- [Task directions] From the records, pick out and copy each line containing "հետո".
[START]
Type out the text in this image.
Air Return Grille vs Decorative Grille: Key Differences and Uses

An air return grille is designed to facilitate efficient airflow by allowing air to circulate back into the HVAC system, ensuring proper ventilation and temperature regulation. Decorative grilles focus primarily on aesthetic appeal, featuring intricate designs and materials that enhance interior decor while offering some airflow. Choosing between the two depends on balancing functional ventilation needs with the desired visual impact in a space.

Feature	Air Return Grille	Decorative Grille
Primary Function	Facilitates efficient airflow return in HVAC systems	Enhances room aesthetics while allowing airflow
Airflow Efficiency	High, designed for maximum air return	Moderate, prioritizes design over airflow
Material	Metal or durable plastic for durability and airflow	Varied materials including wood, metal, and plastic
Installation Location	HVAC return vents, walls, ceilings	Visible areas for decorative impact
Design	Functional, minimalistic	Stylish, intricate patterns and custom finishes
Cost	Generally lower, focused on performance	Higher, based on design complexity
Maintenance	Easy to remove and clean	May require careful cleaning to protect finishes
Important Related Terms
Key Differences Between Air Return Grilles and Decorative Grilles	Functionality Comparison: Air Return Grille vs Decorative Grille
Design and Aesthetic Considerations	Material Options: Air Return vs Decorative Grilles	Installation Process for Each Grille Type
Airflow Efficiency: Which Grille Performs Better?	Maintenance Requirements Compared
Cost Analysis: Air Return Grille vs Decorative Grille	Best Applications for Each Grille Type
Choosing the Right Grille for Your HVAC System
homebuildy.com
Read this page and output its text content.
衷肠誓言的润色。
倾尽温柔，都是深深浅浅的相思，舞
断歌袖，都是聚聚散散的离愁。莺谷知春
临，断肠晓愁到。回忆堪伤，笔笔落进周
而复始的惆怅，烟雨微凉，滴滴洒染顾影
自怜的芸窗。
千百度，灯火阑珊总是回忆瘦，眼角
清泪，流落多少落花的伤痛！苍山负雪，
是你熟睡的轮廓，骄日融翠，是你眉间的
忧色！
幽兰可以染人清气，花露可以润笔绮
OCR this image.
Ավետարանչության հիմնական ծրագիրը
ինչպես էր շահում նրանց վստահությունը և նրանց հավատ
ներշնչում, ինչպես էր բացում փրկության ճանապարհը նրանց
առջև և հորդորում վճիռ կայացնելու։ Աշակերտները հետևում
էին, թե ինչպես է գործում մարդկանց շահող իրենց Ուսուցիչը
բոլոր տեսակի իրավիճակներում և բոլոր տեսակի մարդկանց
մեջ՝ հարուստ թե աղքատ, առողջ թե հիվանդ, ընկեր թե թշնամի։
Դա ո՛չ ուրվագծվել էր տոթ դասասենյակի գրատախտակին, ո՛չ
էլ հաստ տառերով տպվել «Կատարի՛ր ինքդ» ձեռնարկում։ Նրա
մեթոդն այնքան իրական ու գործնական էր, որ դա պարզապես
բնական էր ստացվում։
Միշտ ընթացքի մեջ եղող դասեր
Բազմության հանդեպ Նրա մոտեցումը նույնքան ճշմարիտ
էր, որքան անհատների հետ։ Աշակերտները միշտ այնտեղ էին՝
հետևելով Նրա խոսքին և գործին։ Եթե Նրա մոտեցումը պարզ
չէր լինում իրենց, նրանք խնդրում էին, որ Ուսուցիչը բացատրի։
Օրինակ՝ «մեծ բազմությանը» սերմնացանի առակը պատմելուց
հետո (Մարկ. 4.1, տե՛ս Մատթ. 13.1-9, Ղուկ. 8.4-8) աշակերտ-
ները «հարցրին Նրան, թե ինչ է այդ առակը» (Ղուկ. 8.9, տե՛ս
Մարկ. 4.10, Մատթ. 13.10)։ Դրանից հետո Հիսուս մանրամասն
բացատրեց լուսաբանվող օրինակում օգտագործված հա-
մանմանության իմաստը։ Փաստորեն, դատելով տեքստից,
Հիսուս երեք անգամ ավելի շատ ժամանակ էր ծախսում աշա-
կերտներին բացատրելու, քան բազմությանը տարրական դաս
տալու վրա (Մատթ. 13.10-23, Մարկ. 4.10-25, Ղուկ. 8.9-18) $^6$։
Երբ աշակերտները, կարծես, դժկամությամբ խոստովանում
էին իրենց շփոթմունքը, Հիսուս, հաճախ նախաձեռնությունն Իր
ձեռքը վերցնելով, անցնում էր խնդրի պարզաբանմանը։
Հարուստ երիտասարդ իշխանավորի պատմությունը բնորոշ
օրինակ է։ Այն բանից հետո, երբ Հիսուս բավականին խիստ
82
[END]
- [Result of this exercise]
հետո (Մարկ. 4.1, տե՛ս Մատթ. 13.1-9, Ղուկ. 8.4-8) աշակերտ-
Մարկ. 4.10, Մատթ. 13.10)։ Դրանից հետո Հիսուս մանրամասն
օրինակ է։ Այն բանից հետո, երբ Հիսուս բավականին խիստ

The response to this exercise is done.